• [記録の抜粋]:
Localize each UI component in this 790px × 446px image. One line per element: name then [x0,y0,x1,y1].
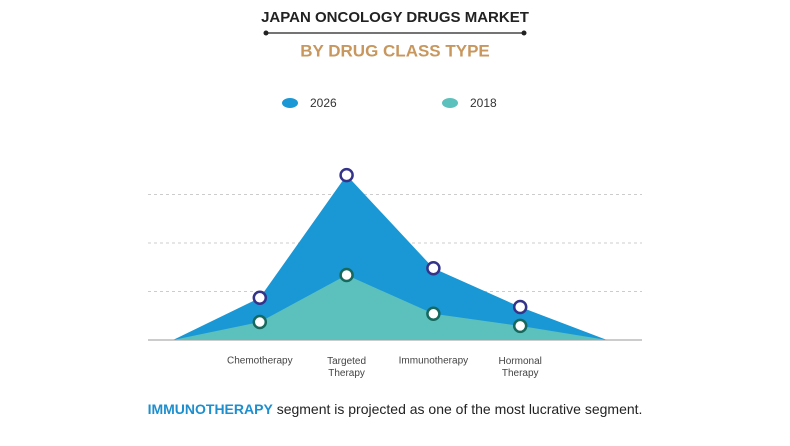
area [173,275,607,340]
chart-title: JAPAN ONCOLOGY DRUGS MARKET [261,9,529,26]
point-marker [426,306,441,322]
footer-text: segment is projected as one of the most … [277,401,643,417]
point-marker [512,299,528,315]
footer: IMMUNOTHERAPY segment is projected as on… [148,401,643,417]
legend-label: 2026 [310,96,337,110]
area [173,175,607,340]
legend-swatch [442,98,458,108]
legend-label: 2018 [470,96,497,110]
point-marker [426,260,441,276]
point-marker [252,290,268,306]
chart-subtitle: BY DRUG CLASS TYPE [300,41,490,60]
x-tick-label: Immunotherapy [399,356,468,367]
point-marker [339,167,354,183]
point-marker [339,267,354,283]
point-marker [512,318,528,334]
x-tick-label: Hormonal Therapy [499,356,542,379]
rule-dot [521,30,527,36]
rule-dot [263,30,269,36]
x-tick-label: Chemotherapy [227,356,293,367]
legend-swatch [282,98,298,108]
x-tick-label: Targeted Therapy [327,356,366,379]
footer-highlight: IMMUNOTHERAPY [148,401,274,417]
point-marker [252,314,268,330]
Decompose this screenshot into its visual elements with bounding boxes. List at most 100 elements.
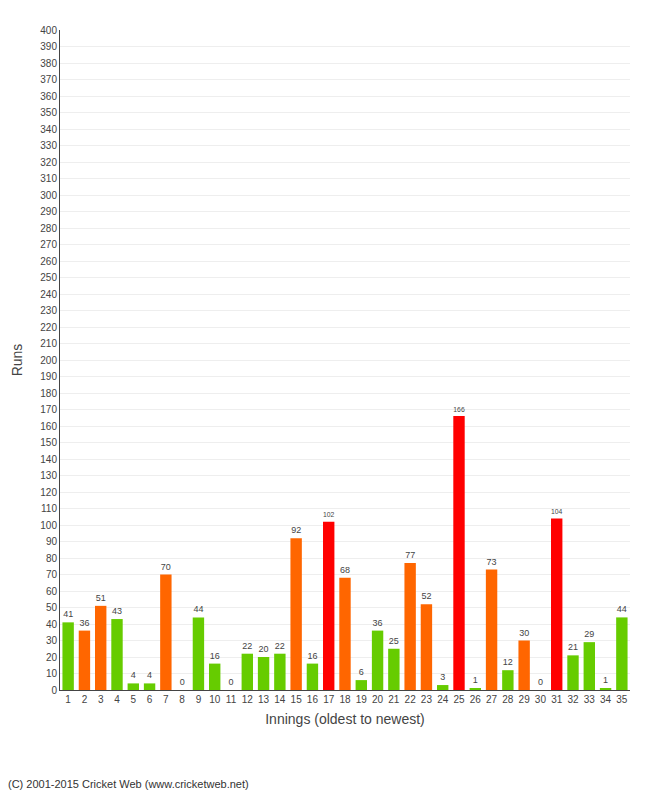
svg-text:8: 8 <box>179 694 185 705</box>
svg-text:110: 110 <box>41 503 57 514</box>
svg-text:50: 50 <box>46 602 58 613</box>
svg-text:70: 70 <box>46 569 58 580</box>
svg-text:270: 270 <box>40 239 57 250</box>
svg-text:140: 140 <box>40 454 57 465</box>
svg-text:230: 230 <box>40 305 57 316</box>
svg-text:3: 3 <box>440 672 445 682</box>
svg-text:43: 43 <box>112 606 122 616</box>
svg-text:10: 10 <box>209 694 221 705</box>
svg-text:92: 92 <box>291 525 301 535</box>
svg-text:36: 36 <box>79 618 89 628</box>
svg-text:180: 180 <box>40 388 57 399</box>
svg-text:51: 51 <box>96 593 106 603</box>
svg-text:16: 16 <box>307 651 317 661</box>
svg-text:250: 250 <box>40 272 57 283</box>
svg-text:4: 4 <box>131 670 136 680</box>
svg-text:220: 220 <box>40 322 57 333</box>
svg-text:52: 52 <box>421 591 431 601</box>
svg-text:3: 3 <box>98 694 104 705</box>
svg-text:73: 73 <box>487 557 497 567</box>
svg-text:190: 190 <box>40 371 57 382</box>
svg-text:22: 22 <box>275 641 285 651</box>
svg-text:33: 33 <box>584 694 596 705</box>
svg-text:32: 32 <box>567 694 579 705</box>
svg-text:Runs: Runs <box>9 344 25 377</box>
svg-text:104: 104 <box>551 508 563 515</box>
svg-text:5: 5 <box>131 694 137 705</box>
svg-text:9: 9 <box>196 694 202 705</box>
svg-text:44: 44 <box>617 604 627 614</box>
svg-text:11: 11 <box>226 694 237 705</box>
svg-text:0: 0 <box>51 685 57 696</box>
svg-text:102: 102 <box>323 511 335 518</box>
svg-text:120: 120 <box>40 487 57 498</box>
svg-text:12: 12 <box>503 657 513 667</box>
svg-text:390: 390 <box>40 41 57 52</box>
svg-text:370: 370 <box>40 74 57 85</box>
svg-text:130: 130 <box>40 470 57 481</box>
svg-text:1: 1 <box>65 694 71 705</box>
svg-text:30: 30 <box>519 628 529 638</box>
svg-text:340: 340 <box>40 124 57 135</box>
svg-text:166: 166 <box>453 406 465 413</box>
svg-text:20: 20 <box>259 644 269 654</box>
svg-text:(C) 2001-2015 Cricket Web (www: (C) 2001-2015 Cricket Web (www.cricketwe… <box>8 778 249 790</box>
svg-text:4: 4 <box>147 670 152 680</box>
svg-text:330: 330 <box>40 140 57 151</box>
svg-text:19: 19 <box>356 694 368 705</box>
svg-text:17: 17 <box>323 694 335 705</box>
svg-text:150: 150 <box>40 437 57 448</box>
svg-text:44: 44 <box>193 604 203 614</box>
svg-text:7: 7 <box>163 694 169 705</box>
svg-text:36: 36 <box>373 618 383 628</box>
svg-text:310: 310 <box>40 173 57 184</box>
svg-text:350: 350 <box>40 107 57 118</box>
svg-text:16: 16 <box>307 694 319 705</box>
svg-text:170: 170 <box>40 404 57 415</box>
svg-text:16: 16 <box>210 651 220 661</box>
svg-text:14: 14 <box>274 694 286 705</box>
svg-text:380: 380 <box>40 58 57 69</box>
svg-text:77: 77 <box>405 550 415 560</box>
svg-text:6: 6 <box>147 694 153 705</box>
svg-text:60: 60 <box>46 586 58 597</box>
svg-text:25: 25 <box>389 636 399 646</box>
svg-text:320: 320 <box>40 157 57 168</box>
svg-text:35: 35 <box>616 694 628 705</box>
svg-text:24: 24 <box>437 694 449 705</box>
svg-text:260: 260 <box>40 256 57 267</box>
svg-text:30: 30 <box>46 635 58 646</box>
svg-text:6: 6 <box>359 667 364 677</box>
svg-text:13: 13 <box>258 694 270 705</box>
svg-text:200: 200 <box>40 355 57 366</box>
svg-text:22: 22 <box>242 641 252 651</box>
svg-text:40: 40 <box>46 619 58 630</box>
svg-text:18: 18 <box>339 694 351 705</box>
svg-text:240: 240 <box>40 289 57 300</box>
svg-text:100: 100 <box>40 520 57 531</box>
svg-text:300: 300 <box>40 190 57 201</box>
svg-text:29: 29 <box>519 694 531 705</box>
svg-text:290: 290 <box>40 206 57 217</box>
svg-text:29: 29 <box>584 629 594 639</box>
svg-text:360: 360 <box>40 91 57 102</box>
svg-text:90: 90 <box>46 536 58 547</box>
svg-text:23: 23 <box>421 694 433 705</box>
svg-text:28: 28 <box>502 694 514 705</box>
svg-text:2: 2 <box>82 694 88 705</box>
svg-text:68: 68 <box>340 565 350 575</box>
svg-text:34: 34 <box>600 694 612 705</box>
svg-text:1: 1 <box>603 675 608 685</box>
svg-text:Innings (oldest to newest): Innings (oldest to newest) <box>265 711 425 727</box>
svg-text:41: 41 <box>63 609 73 619</box>
svg-text:20: 20 <box>372 694 384 705</box>
svg-text:25: 25 <box>453 694 465 705</box>
svg-text:280: 280 <box>40 223 57 234</box>
svg-text:4: 4 <box>114 694 120 705</box>
svg-text:400: 400 <box>40 25 57 36</box>
svg-text:26: 26 <box>470 694 482 705</box>
svg-text:0: 0 <box>228 677 233 687</box>
svg-text:31: 31 <box>551 694 563 705</box>
svg-text:70: 70 <box>161 562 171 572</box>
svg-text:20: 20 <box>46 652 58 663</box>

• [求められること]: 上の記録から、文字列「chart」を含む行をすべてそのまま抜き出してください。

• [この課題の出力]:
chart-title: JAPAN ONCOLOGY DRUGS MARKET [261,9,529,26]
chart-subtitle: BY DRUG CLASS TYPE [300,41,490,60]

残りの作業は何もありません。